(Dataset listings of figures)
START
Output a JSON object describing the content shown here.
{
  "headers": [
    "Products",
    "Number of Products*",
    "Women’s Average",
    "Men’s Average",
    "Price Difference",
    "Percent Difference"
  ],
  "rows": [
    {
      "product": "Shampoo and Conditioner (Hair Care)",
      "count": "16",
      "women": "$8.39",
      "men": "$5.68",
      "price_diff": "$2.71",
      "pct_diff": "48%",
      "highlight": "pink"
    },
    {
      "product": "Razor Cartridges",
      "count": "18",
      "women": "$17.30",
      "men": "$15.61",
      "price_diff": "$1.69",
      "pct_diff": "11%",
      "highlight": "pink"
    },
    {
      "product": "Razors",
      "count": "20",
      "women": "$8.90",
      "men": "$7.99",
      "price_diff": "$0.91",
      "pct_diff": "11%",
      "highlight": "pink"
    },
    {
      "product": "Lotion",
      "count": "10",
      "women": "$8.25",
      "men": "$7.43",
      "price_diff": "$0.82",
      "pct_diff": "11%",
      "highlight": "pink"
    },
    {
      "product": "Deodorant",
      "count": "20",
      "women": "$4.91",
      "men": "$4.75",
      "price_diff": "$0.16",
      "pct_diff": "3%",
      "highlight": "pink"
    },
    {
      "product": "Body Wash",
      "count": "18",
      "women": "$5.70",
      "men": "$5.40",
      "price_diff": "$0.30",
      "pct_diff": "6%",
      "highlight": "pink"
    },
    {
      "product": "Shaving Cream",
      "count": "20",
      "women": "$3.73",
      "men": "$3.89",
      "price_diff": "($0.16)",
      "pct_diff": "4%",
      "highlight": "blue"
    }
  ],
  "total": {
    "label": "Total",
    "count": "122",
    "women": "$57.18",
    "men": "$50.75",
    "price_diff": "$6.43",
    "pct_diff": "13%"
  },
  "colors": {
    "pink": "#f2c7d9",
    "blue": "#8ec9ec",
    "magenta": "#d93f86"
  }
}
END
▸ **STATED PROBLEM**: Write every record out again, unaltered.

▸ **OUTPUT**:
Output a JSON object describing the content shown here.
{
  "headers": [
    "Products",
    "Number of Products*",
    "Women’s Average",
    "Men’s Average",
    "Price Difference",
    "Percent Difference"
  ],
  "rows": [
    {
      "product": "Shampoo and Conditioner (Hair Care)",
      "count": "16",
      "women": "$8.39",
      "men": "$5.68",
      "price_diff": "$2.71",
      "pct_diff": "48%",
      "highlight": "pink"
    },
    {
      "product": "Razor Cartridges",
      "count": "18",
      "women": "$17.30",
      "men": "$15.61",
      "price_diff": "$1.69",
      "pct_diff": "11%",
      "highlight": "pink"
    },
    {
      "product": "Razors",
      "count": "20",
      "women": "$8.90",
      "men": "$7.99",
      "price_diff": "$0.91",
      "pct_diff": "11%",
      "highlight": "pink"
    },
    {
      "product": "Lotion",
      "count": "10",
      "women": "$8.25",
      "men": "$7.43",
      "price_diff": "$0.82",
      "pct_diff": "11%",
      "highlight": "pink"
    },
    {
      "product": "Deodorant",
      "count": "20",
      "women": "$4.91",
      "men": "$4.75",
      "price_diff": "$0.16",
      "pct_diff": "3%",
      "highlight": "pink"
    },
    {
      "product": "Body Wash",
      "count": "18",
      "women": "$5.70",
      "men": "$5.40",
      "price_diff": "$0.30",
      "pct_diff": "6%",
      "highlight": "pink"
    },
    {
      "product": "Shaving Cream",
      "count": "20",
      "women": "$3.73",
      "men": "$3.89",
      "price_diff": "($0.16)",
      "pct_diff": "4%",
      "highlight": "blue"
    }
  ],
  "total": {
    "label": "Total",
    "count": "122",
    "women": "$57.18",
    "men": "$50.75",
    "price_diff": "$6.43",
    "pct_diff": "13%"
  },
  "colors": {
    "pink": "#f2c7d9",
    "blue": "#8ec9ec",
    "magenta": "#d93f86"
  }
}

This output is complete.